─── MATERIAL FOR THIS EXERCISE ───

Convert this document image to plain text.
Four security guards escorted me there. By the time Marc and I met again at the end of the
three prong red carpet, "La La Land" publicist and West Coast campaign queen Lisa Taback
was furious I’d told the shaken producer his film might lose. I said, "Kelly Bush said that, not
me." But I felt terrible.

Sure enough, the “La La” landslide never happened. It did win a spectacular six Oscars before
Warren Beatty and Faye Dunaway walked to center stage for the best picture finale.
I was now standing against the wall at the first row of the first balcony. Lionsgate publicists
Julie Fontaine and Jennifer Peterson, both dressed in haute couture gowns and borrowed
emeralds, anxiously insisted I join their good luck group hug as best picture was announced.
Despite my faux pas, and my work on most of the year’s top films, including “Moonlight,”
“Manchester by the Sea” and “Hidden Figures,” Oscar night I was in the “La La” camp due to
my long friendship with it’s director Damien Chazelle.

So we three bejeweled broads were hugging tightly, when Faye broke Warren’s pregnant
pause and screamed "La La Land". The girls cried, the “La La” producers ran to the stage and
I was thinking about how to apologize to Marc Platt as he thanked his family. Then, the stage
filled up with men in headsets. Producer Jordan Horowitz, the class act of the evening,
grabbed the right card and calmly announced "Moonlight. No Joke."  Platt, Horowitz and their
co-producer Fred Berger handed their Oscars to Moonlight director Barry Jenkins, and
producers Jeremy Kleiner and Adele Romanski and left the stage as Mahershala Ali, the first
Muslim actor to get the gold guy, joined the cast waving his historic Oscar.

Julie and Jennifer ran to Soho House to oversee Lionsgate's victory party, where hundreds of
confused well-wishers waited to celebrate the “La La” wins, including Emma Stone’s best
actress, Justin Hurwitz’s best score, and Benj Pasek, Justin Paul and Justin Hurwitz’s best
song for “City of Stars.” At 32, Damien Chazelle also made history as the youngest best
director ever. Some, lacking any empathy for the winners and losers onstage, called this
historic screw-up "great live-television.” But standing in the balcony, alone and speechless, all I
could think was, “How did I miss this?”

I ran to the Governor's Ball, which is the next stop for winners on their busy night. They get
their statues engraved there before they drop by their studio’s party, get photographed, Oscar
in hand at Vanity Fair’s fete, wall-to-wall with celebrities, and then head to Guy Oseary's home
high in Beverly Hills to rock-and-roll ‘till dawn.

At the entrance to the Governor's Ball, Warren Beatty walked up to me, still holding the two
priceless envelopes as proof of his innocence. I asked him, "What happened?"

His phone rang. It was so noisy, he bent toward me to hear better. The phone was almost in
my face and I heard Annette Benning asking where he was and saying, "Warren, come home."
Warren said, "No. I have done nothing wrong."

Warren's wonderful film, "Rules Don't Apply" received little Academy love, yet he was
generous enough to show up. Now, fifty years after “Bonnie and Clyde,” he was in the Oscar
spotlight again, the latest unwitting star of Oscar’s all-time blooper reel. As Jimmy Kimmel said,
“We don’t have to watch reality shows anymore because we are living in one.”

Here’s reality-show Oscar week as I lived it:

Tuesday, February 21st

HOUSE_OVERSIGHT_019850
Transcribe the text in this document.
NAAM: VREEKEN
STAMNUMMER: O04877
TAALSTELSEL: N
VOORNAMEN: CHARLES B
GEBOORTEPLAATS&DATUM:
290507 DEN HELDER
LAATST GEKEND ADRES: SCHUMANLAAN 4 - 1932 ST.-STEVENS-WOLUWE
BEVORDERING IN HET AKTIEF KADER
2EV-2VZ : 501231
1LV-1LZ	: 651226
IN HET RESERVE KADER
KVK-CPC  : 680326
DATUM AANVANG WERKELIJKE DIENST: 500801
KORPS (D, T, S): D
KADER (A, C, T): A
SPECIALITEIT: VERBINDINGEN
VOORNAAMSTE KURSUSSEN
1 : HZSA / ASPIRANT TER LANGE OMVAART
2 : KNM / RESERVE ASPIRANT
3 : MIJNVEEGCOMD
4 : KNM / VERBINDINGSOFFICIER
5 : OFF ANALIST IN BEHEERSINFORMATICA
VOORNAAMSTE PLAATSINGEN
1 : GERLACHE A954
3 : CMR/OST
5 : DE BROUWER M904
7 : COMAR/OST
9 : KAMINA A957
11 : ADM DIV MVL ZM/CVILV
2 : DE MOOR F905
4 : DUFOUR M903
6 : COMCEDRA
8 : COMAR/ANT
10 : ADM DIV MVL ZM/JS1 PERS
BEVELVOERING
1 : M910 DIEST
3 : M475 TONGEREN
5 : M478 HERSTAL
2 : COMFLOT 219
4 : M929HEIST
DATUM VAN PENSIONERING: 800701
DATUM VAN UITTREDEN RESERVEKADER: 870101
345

───

# GOAL
Pull every line containing the word "ASPIRANT" out of the material.

# CORRECT RESULT
1 : HZSA / ASPIRANT TER LANGE OMVAART
2 : KNM / RESERVE ASPIRANT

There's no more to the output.